Figure data in JSON —

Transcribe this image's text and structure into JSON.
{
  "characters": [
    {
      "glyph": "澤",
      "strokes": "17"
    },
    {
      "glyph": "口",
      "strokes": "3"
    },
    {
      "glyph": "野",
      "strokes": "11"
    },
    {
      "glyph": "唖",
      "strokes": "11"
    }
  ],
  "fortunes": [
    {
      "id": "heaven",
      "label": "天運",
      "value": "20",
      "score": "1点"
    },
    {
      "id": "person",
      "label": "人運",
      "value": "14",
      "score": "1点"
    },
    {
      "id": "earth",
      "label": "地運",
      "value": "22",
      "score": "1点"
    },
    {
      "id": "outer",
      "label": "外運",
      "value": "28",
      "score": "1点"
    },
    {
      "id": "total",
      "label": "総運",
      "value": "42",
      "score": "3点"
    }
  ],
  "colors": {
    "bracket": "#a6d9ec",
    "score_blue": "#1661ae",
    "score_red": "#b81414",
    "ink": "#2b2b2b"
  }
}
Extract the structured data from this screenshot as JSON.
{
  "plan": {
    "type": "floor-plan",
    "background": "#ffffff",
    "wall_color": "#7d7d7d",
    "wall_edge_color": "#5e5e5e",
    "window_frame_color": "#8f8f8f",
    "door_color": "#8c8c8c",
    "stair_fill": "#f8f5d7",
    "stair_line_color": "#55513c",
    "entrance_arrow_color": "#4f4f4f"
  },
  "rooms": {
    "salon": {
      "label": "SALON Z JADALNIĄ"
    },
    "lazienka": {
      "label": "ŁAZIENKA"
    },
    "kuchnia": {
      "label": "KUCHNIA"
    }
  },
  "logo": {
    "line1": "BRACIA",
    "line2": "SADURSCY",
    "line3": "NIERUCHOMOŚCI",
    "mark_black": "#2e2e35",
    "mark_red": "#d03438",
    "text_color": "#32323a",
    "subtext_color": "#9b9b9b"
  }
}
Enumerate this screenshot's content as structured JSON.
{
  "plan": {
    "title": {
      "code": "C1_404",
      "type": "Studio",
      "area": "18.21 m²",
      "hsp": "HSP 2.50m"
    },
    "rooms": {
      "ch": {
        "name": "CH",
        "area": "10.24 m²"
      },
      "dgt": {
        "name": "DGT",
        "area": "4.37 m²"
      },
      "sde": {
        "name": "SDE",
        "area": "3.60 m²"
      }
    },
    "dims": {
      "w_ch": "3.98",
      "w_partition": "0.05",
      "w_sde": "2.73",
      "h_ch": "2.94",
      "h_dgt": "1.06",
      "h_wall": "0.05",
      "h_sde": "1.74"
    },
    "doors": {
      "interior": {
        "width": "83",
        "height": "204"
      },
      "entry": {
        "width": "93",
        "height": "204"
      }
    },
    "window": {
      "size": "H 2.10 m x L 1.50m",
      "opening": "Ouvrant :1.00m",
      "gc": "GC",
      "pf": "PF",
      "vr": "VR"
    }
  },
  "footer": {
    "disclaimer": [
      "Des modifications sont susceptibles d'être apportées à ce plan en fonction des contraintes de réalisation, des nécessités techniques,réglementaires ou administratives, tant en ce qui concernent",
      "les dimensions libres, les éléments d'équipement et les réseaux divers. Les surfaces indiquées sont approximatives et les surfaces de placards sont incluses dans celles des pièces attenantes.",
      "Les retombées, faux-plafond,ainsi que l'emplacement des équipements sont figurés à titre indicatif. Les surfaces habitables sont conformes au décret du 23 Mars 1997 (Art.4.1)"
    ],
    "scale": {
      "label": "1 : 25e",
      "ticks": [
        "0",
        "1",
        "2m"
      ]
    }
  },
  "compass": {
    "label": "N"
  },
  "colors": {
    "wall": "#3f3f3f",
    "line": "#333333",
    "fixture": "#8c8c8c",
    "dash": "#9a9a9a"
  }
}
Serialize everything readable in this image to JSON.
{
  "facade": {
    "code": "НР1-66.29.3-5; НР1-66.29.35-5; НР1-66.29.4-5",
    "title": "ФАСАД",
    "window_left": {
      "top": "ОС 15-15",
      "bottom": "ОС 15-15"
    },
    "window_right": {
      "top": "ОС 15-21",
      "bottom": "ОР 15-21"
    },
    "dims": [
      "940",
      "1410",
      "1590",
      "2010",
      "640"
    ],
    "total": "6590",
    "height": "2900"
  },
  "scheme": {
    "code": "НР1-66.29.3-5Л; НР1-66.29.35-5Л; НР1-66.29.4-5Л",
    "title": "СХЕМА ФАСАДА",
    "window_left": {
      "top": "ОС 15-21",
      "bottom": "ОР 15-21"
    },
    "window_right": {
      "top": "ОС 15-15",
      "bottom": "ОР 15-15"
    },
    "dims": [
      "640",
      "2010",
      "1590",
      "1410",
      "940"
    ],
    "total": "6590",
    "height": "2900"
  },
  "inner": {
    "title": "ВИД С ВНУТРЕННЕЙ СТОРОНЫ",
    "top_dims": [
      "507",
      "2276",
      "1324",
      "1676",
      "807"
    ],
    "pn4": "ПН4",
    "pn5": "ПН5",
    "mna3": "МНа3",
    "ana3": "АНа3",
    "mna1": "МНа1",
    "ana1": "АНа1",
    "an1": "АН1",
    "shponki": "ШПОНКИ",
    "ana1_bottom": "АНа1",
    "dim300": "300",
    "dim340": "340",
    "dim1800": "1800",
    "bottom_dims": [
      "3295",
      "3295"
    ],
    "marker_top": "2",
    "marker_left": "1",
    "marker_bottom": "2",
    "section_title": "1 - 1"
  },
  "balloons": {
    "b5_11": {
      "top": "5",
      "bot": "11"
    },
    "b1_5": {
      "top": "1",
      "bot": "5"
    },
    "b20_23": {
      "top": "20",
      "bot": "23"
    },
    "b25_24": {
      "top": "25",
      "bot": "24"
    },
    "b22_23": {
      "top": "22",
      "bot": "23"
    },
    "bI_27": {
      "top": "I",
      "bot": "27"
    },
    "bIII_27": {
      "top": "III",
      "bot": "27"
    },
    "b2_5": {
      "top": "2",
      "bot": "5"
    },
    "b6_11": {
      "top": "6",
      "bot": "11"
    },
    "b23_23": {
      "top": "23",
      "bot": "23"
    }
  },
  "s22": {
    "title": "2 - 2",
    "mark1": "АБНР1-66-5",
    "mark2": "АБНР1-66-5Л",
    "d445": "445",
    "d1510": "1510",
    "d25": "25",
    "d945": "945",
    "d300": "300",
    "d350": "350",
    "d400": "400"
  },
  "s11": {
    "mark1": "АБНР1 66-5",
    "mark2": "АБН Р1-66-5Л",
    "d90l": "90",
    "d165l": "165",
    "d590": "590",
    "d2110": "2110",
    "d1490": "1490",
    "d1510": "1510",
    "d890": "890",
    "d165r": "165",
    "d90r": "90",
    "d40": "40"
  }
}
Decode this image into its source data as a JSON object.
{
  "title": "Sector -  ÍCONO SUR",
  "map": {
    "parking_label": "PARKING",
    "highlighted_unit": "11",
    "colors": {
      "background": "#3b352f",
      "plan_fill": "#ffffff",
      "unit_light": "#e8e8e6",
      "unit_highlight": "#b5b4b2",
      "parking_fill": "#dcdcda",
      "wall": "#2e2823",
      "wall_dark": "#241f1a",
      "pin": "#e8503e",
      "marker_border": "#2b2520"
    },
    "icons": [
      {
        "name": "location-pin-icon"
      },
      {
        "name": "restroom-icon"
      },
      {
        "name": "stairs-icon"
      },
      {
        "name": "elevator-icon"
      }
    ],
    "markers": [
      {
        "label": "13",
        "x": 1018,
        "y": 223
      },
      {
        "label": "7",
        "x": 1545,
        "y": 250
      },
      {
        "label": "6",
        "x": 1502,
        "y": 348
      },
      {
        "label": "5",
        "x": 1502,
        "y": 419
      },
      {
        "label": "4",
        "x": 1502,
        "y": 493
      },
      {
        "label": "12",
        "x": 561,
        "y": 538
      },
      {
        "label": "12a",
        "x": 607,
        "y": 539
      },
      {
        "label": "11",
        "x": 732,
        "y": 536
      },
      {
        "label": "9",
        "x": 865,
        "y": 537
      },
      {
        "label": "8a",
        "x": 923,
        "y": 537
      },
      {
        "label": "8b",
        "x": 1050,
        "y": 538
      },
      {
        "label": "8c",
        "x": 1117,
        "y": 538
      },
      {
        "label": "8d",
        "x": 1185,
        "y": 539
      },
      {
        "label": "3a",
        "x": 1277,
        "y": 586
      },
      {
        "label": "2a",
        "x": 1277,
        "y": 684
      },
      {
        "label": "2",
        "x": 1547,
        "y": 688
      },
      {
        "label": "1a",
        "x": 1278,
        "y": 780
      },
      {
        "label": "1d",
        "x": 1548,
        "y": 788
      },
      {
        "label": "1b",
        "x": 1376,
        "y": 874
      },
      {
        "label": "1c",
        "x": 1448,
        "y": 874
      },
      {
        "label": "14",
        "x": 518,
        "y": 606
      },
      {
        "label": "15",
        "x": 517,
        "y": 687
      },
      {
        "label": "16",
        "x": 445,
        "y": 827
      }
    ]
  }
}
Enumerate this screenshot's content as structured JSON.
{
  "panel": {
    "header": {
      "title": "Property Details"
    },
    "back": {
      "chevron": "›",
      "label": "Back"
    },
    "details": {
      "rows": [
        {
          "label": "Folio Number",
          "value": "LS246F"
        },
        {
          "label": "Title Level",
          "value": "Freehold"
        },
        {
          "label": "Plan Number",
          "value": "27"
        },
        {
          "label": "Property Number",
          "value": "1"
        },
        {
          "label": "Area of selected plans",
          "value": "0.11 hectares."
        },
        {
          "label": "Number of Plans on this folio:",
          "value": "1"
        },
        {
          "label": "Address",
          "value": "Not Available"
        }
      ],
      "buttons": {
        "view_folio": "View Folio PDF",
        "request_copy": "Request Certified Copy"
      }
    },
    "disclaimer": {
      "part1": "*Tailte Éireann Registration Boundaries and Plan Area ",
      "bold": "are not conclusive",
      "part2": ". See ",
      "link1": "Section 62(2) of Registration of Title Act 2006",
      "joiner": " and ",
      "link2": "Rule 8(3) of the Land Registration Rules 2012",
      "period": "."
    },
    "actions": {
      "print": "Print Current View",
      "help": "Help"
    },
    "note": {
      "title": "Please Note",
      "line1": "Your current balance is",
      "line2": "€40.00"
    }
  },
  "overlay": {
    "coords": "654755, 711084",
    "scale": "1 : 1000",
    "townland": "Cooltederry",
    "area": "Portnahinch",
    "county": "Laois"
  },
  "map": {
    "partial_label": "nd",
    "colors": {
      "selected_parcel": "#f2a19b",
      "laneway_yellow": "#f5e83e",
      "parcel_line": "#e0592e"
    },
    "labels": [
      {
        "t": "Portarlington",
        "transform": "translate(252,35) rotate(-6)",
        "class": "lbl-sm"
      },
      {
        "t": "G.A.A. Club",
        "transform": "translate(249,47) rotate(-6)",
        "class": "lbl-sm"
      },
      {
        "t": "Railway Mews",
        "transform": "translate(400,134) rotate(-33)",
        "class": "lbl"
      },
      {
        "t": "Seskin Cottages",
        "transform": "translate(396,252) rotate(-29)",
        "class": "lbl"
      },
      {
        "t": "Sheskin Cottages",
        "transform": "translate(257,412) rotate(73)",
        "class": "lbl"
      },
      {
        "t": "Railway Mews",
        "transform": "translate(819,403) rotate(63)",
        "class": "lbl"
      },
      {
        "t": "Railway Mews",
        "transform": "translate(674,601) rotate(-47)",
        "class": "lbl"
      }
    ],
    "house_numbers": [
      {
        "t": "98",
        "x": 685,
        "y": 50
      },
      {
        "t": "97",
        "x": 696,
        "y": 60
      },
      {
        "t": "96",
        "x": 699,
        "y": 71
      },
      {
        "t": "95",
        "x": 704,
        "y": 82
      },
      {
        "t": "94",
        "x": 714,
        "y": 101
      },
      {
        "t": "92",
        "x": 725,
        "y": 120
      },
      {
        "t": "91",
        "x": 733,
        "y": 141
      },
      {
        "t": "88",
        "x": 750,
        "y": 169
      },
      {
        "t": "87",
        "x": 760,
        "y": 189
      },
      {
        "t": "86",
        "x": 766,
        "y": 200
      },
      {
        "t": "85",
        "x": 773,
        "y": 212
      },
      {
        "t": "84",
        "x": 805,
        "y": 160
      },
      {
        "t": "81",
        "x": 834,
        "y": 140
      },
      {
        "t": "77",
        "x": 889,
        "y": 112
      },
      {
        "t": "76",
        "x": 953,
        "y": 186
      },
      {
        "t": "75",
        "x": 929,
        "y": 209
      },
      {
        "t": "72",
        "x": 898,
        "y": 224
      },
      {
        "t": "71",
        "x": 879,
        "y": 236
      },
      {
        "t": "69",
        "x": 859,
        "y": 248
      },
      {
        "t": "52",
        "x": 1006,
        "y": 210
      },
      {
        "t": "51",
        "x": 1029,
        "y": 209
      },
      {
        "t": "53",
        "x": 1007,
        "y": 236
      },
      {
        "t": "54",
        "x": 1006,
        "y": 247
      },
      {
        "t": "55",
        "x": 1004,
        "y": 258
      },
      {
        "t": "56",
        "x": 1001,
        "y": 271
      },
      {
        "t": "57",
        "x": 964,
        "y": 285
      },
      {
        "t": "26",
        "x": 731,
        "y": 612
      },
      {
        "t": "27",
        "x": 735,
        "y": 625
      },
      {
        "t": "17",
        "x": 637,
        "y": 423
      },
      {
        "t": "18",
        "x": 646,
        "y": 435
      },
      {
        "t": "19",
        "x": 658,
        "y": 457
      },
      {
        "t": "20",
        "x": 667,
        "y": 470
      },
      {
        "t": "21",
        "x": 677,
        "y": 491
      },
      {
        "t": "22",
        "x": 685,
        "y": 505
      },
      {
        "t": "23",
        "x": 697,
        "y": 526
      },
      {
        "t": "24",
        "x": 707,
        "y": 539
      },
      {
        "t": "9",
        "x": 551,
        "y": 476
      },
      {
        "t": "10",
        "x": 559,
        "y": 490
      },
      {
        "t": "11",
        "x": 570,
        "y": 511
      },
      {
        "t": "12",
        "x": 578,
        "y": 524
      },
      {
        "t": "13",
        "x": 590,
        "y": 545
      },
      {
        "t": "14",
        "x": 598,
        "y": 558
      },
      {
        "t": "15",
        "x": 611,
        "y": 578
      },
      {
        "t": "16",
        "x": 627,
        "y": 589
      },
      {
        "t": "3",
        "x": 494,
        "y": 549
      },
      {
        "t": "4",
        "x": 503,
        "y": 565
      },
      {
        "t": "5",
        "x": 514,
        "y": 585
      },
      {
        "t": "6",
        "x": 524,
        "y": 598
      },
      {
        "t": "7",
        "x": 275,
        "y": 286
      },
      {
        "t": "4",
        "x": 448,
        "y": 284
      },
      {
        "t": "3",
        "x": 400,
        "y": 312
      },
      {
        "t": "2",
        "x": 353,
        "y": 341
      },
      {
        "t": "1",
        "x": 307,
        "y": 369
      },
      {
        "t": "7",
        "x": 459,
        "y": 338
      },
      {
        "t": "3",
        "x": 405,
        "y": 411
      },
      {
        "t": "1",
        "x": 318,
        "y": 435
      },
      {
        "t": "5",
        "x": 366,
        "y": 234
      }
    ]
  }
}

Work to do —
Read the entries and pick out all lines that include the word "background".

Completed exercise —
    "background": "#ffffff",
      "background": "#3b352f",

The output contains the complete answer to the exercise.